Working data:

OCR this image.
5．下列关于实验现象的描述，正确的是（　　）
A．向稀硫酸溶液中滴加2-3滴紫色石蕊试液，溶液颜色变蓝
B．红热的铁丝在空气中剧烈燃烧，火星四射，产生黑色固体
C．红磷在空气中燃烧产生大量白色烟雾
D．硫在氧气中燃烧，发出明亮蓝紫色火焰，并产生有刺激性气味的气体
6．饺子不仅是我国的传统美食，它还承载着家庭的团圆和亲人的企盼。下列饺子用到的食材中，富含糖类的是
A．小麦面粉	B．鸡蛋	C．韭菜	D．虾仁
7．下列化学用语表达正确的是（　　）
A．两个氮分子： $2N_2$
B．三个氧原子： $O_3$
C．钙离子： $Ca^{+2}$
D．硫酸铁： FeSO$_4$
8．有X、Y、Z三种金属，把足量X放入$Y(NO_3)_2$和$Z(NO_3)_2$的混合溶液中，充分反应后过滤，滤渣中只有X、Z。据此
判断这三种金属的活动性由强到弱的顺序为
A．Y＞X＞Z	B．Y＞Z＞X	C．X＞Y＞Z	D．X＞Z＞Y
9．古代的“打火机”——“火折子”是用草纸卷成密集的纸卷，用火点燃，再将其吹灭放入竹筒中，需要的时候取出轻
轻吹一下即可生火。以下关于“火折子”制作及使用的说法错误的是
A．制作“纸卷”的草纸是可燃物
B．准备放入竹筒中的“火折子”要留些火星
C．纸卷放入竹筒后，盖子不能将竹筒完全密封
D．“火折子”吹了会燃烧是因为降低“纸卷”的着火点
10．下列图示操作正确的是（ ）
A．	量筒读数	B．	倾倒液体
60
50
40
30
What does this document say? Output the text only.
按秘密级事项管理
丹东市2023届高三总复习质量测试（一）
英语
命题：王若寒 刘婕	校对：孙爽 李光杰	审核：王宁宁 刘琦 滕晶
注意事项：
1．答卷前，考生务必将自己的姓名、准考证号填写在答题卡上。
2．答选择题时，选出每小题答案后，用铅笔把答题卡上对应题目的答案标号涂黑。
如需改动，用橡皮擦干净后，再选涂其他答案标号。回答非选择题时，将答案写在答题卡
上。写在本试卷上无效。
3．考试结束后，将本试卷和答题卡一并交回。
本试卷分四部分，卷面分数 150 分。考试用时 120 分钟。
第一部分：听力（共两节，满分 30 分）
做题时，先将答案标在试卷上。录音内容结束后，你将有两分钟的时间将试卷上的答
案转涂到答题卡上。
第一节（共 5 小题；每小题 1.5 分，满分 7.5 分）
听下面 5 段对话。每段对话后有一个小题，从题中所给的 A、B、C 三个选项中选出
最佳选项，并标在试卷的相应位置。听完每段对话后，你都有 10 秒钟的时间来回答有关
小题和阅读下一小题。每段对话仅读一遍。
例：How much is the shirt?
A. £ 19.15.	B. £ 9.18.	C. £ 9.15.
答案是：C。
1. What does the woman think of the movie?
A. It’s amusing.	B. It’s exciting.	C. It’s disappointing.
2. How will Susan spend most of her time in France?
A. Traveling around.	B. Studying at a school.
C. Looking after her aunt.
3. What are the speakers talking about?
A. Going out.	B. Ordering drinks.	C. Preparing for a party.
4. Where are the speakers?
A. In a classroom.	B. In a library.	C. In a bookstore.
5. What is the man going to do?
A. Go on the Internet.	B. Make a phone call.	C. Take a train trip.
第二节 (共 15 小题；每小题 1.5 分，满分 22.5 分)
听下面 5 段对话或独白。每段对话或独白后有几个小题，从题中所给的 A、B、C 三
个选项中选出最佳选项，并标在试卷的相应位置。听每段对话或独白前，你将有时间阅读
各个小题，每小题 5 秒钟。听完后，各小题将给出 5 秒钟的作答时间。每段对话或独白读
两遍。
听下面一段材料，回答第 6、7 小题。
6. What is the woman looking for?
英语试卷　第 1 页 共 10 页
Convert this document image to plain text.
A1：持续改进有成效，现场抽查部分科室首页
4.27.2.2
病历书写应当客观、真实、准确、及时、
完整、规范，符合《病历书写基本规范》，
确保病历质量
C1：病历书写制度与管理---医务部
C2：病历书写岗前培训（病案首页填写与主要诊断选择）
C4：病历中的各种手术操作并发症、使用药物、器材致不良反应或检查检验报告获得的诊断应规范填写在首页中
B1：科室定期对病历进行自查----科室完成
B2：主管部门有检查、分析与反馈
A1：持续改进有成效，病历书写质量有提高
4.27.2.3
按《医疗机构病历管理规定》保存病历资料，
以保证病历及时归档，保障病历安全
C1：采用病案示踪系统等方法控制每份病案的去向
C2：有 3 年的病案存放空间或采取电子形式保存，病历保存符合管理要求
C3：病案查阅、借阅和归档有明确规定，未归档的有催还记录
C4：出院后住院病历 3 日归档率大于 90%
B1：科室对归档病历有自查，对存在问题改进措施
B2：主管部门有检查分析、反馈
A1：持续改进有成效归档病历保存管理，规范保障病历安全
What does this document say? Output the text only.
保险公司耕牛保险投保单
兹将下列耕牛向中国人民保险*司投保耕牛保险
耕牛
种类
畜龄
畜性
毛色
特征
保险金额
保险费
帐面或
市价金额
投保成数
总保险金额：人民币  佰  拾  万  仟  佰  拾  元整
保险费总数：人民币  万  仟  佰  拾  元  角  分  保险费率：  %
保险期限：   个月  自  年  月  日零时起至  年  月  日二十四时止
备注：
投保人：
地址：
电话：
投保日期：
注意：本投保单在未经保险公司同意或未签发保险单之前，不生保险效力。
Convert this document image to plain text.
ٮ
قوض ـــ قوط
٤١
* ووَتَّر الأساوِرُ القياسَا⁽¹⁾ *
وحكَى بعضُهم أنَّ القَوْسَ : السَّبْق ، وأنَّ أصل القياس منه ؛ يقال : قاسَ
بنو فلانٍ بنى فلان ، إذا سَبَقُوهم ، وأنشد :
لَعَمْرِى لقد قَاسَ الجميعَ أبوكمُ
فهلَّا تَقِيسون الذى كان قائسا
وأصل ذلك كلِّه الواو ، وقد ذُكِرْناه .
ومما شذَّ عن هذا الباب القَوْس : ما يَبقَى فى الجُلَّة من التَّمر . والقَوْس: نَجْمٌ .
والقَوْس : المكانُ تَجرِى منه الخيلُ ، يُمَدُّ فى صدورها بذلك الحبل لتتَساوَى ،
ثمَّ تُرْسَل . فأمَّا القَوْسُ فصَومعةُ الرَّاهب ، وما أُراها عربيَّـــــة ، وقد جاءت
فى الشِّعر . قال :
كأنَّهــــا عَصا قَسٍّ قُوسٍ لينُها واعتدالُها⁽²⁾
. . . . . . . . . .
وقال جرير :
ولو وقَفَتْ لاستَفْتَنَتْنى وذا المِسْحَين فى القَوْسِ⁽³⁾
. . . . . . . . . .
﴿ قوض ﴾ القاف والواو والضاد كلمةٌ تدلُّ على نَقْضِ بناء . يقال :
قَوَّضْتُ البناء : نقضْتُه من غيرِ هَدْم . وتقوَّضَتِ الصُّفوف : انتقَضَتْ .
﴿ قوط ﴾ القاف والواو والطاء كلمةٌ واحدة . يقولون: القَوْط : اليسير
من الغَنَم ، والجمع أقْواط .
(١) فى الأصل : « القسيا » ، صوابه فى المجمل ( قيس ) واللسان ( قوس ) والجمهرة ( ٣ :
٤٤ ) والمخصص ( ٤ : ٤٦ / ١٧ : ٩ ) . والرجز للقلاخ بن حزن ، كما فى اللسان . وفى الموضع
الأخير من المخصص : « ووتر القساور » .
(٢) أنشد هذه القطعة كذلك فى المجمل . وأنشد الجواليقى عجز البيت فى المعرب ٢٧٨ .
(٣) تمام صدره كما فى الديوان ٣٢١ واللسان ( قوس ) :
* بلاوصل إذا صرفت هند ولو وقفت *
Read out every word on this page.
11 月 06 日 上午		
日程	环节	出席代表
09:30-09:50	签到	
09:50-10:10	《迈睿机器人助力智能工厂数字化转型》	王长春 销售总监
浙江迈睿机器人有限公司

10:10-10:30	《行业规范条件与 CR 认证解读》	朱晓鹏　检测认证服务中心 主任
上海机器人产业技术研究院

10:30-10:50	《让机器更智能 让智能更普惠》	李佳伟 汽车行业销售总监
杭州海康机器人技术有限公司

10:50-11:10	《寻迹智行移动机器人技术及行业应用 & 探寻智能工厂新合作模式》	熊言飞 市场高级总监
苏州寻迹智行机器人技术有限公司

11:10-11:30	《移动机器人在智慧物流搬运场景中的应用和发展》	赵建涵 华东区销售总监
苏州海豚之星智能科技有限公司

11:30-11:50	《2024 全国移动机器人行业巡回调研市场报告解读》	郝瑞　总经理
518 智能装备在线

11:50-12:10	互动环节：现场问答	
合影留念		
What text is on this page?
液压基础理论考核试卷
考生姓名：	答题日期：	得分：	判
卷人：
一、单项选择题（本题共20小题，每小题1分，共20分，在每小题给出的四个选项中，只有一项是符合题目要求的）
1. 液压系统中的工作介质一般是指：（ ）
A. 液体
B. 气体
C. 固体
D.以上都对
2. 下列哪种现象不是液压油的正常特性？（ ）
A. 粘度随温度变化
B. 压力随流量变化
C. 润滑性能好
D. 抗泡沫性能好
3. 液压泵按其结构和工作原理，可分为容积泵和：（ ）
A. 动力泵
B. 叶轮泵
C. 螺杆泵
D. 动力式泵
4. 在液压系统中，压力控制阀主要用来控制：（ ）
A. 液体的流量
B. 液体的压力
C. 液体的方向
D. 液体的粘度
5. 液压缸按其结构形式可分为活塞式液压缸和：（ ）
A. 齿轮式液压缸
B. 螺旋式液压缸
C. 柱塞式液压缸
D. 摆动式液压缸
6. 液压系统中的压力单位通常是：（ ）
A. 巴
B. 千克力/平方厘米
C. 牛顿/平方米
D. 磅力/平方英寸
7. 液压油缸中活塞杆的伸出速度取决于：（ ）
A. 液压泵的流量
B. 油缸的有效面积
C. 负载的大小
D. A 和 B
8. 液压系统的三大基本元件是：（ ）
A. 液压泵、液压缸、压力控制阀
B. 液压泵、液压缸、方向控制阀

Job: List the lines of the entries that include "كلمة".

Solution to this problem:
﴿ قوض ﴾ القاف والواو والضاد كلمةٌ تدلُّ على نَقْضِ بناء . يقال :
﴿ قوط ﴾ القاف والواو والطاء كلمةٌ واحدة . يقولون: القَوْط : اليسير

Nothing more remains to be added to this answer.